** WRITTEN EXERCISE **
Leave out the pictures and reproduce all of the data exactly.

** SUPPLIED INFORMATION **
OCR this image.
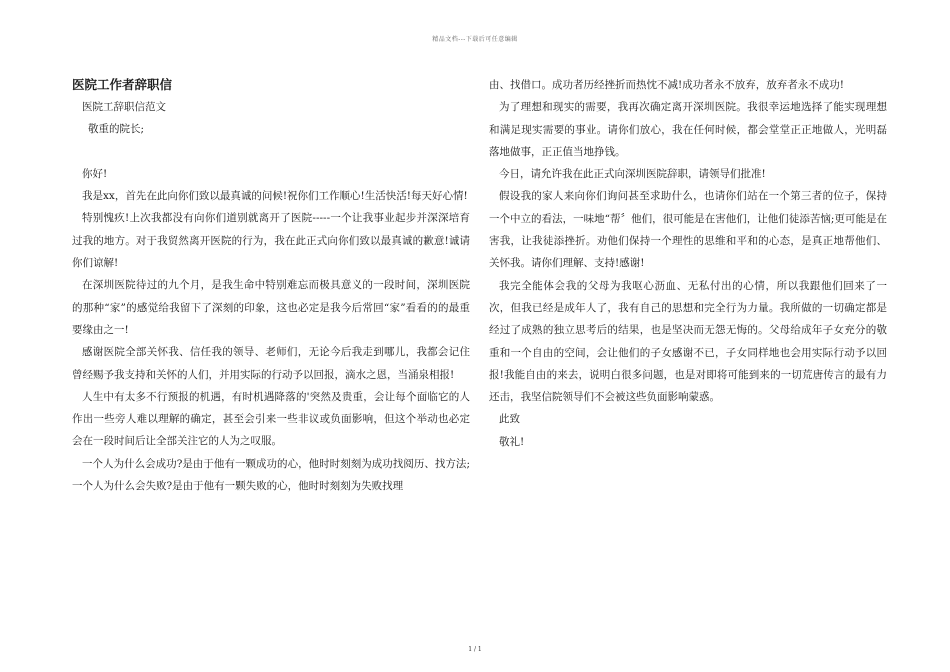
精品文档---下载后可任意编辑
医院工作者辞职信

医院工辞职信范文

敬重的院长;

你好!

我是xx，首先在此向你们致以最真诚的问候!祝你们工作顺心!生活快活!每天好心情!

特别愧疚!上次我都没有向你们道别就离开了医院-----一个让我事业起步并深深培育过我的地方。对于我贸然离开医院的行为，我在此正式向你们致以最真诚的歉意!诚请你们谅解!

在深圳医院待过的九个月，是我生命中特别难忘而极具意义的一段时间，深圳医院的那种“家”的感觉给我留下了深刻的印象，这也必定是我今后常回“家”看看的的最重要缘由之一!

感谢医院全部关怀我、信任我的领导、老师们，无论今后我走到哪儿，我都会记住曾经赐予我支持和关怀的人们，并用实际的行动予以回报，滴水之恩，当涌泉相报!

人生中有太多不行预报的机遇，有时机遇降落的'突然及贵重，会让每个面临它的人作出一些旁人难以理解的确定，甚至会引来一些非议或负面影响，但这个举动也必定会在一段时间后让全部关注它的人为之叹服。

一个人为什么会成功?是由于他有一颗成功的心，他时时刻刻为成功找阅历、找方法;一个人为什么会失败?是由于他有一颗失败的心，他时时刻刻为失败找理

由、找借口。成功者历经挫折而热忱不减!成功者永不放弃，放弃者永不成功!

为了理想和现实的需要，我再次确定离开深圳医院。我很幸运地选择了能实现理想和满足现实需要的事业。请你们放心，我在任何时候，都会堂堂正正地做人，光明磊落地做事，正正值当地挣钱。

今日，请允许我在此正式向深圳医院辞职，请领导们批准!

假设我的家人来向你们询问甚至求助什么，也请你们站在一个第三者的位子，保持一个中立的看法，一味地“帮〞他们，很可能是在害他们，让他们徒添苦恼;更可能是在害我，让我徒添挫折。劝他们保持一个理性的思维和平和的心态，是真正地帮他们、关怀我。请你们理解、支持!感谢!

我完全能体会我的父母为我呕心沥血、无私付出的心情，所以我跟他们回来了一次，但我已经是成年人了，我有自己的思想和完全行为力量。我所做的一切确定都是经过了成熟的独立思考后的结果，也是坚决而无怨无悔的。父母给成年子女充分的敬重和一个自由的空间，会让他们的子女感谢不已，子女同样地也会用实际行动予以回报!我能自由的来去，说明白很多问题，也是对即将可能到来的一切荒唐传言的最有力还击，我坚信院领导们不会被这些负面影响蒙惑。

此致

敬礼!

1 / 1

** FINAL RESULT **
OCR this image.
精品文档---下载后可任意编辑
医院工作者辞职信

医院工辞职信范文

敬重的院长;

你好!

我是xx，首先在此向你们致以最真诚的问候!祝你们工作顺心!生活快活!每天好心情!

特别愧疚!上次我都没有向你们道别就离开了医院-----一个让我事业起步并深深培育过我的地方。对于我贸然离开医院的行为，我在此正式向你们致以最真诚的歉意!诚请你们谅解!

在深圳医院待过的九个月，是我生命中特别难忘而极具意义的一段时间，深圳医院的那种“家”的感觉给我留下了深刻的印象，这也必定是我今后常回“家”看看的的最重要缘由之一!

感谢医院全部关怀我、信任我的领导、老师们，无论今后我走到哪儿，我都会记住曾经赐予我支持和关怀的人们，并用实际的行动予以回报，滴水之恩，当涌泉相报!

人生中有太多不行预报的机遇，有时机遇降落的'突然及贵重，会让每个面临它的人作出一些旁人难以理解的确定，甚至会引来一些非议或负面影响，但这个举动也必定会在一段时间后让全部关注它的人为之叹服。

一个人为什么会成功?是由于他有一颗成功的心，他时时刻刻为成功找阅历、找方法;一个人为什么会失败?是由于他有一颗失败的心，他时时刻刻为失败找理

由、找借口。成功者历经挫折而热忱不减!成功者永不放弃，放弃者永不成功!

为了理想和现实的需要，我再次确定离开深圳医院。我很幸运地选择了能实现理想和满足现实需要的事业。请你们放心，我在任何时候，都会堂堂正正地做人，光明磊落地做事，正正值当地挣钱。

今日，请允许我在此正式向深圳医院辞职，请领导们批准!

假设我的家人来向你们询问甚至求助什么，也请你们站在一个第三者的位子，保持一个中立的看法，一味地“帮〞他们，很可能是在害他们，让他们徒添苦恼;更可能是在害我，让我徒添挫折。劝他们保持一个理性的思维和平和的心态，是真正地帮他们、关怀我。请你们理解、支持!感谢!

我完全能体会我的父母为我呕心沥血、无私付出的心情，所以我跟他们回来了一次，但我已经是成年人了，我有自己的思想和完全行为力量。我所做的一切确定都是经过了成熟的独立思考后的结果，也是坚决而无怨无悔的。父母给成年子女充分的敬重和一个自由的空间，会让他们的子女感谢不已，子女同样地也会用实际行动予以回报!我能自由的来去，说明白很多问题，也是对即将可能到来的一切荒唐传言的最有力还击，我坚信院领导们不会被这些负面影响蒙惑。

此致

敬礼!

1 / 1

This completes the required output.